### Excerpted data
★ ★ ★ ★ ★ ★ ★
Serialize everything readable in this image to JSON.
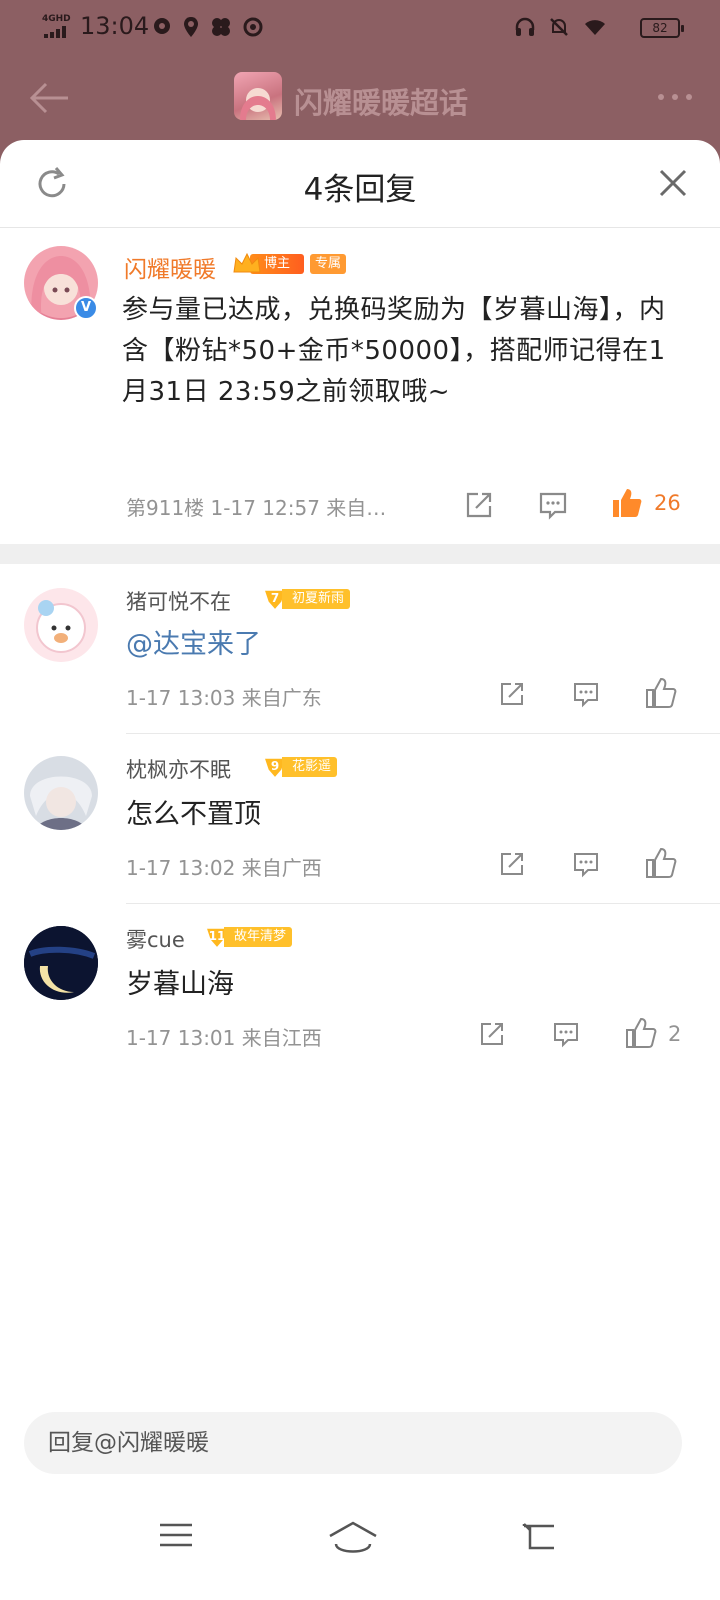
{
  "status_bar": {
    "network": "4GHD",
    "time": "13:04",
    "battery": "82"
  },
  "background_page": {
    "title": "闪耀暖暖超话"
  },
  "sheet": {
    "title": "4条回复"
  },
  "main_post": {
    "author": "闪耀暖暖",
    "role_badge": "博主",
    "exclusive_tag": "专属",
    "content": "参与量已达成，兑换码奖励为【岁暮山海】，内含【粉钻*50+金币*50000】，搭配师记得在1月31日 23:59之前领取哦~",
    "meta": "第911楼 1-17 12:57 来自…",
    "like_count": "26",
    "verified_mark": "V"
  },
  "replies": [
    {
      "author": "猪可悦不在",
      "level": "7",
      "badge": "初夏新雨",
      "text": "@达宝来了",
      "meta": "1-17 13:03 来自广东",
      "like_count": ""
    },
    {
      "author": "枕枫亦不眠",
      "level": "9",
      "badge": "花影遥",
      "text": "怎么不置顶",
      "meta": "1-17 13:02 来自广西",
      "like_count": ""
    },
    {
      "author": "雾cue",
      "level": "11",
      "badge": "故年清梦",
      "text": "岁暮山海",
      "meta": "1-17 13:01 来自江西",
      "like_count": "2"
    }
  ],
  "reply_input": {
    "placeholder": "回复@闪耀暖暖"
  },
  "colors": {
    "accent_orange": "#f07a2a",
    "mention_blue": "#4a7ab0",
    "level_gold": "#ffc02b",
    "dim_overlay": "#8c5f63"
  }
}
★ ★ ★ ★ ★ ★ ★
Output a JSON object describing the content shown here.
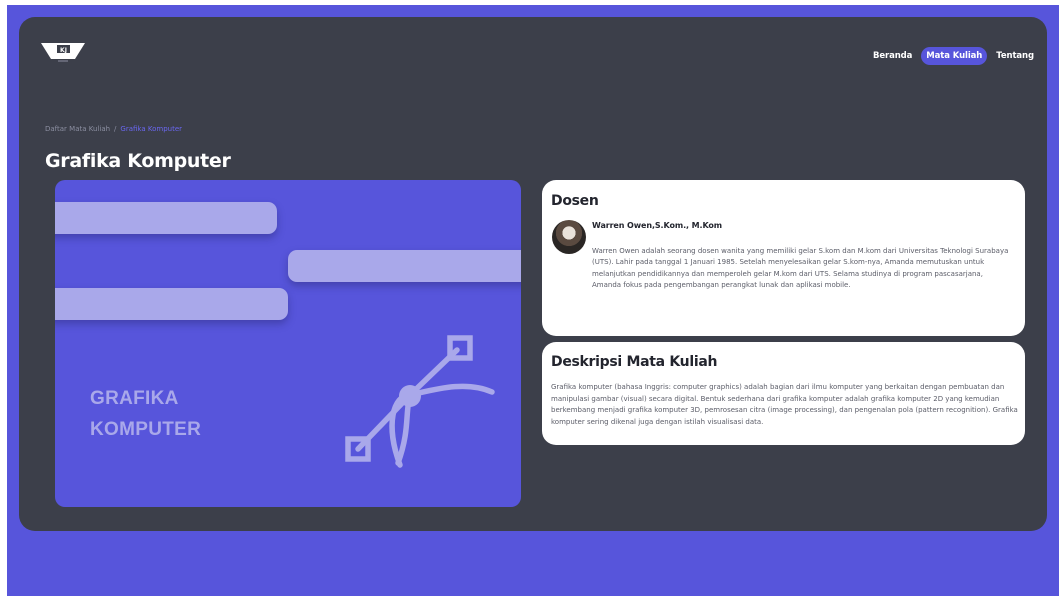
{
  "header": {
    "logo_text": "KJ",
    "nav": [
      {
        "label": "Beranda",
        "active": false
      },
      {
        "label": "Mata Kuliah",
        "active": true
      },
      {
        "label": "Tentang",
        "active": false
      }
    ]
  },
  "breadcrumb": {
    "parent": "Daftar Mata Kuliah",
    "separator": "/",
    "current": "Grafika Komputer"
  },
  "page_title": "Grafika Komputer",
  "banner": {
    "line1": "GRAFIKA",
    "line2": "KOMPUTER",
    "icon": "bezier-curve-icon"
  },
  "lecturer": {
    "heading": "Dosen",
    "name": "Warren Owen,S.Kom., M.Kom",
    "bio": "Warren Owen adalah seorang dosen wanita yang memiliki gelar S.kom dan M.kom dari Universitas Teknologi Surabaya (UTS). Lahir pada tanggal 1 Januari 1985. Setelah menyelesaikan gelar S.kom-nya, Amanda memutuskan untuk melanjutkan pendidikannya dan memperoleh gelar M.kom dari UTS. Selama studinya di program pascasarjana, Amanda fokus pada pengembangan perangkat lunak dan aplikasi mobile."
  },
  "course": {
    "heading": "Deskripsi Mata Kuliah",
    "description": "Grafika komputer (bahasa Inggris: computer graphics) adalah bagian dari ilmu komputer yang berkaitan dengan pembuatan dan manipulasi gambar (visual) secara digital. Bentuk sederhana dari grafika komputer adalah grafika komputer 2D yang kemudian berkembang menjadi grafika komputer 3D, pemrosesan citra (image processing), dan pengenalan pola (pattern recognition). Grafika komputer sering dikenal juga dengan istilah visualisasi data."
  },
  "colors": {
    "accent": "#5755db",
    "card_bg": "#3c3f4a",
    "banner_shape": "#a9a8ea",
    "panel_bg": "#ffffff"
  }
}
★ ★ ★ ★ ★ ★ ★
Look for "yang" and pull out every line that has it.

### Result below
    "bio": "Warren Owen adalah seorang dosen wanita yang memiliki gelar S.kom dan M.kom dari Universitas Teknologi Surabaya (UTS). Lahir pada tanggal 1 Januari 1985. Setelah menyelesaikan gelar S.kom-nya, Amanda memutuskan untuk melanjutkan pendidikannya dan memperoleh gelar M.kom dari UTS. Selama studinya di program pascasarjana, Amanda fokus pada pengembangan perangkat lunak dan aplikasi mobile."
    "description": "Grafika komputer (bahasa Inggris: computer graphics) adalah bagian dari ilmu komputer yang berkaitan dengan pembuatan dan manipulasi gambar (visual) secara digital. Bentuk sederhana dari grafika komputer adalah grafika komputer 2D yang kemudian berkembang menjadi grafika komputer 3D, pemrosesan citra (image processing), dan pengenalan pola (pattern recognition). Grafika komputer sering dikenal juga dengan istilah visualisasi data."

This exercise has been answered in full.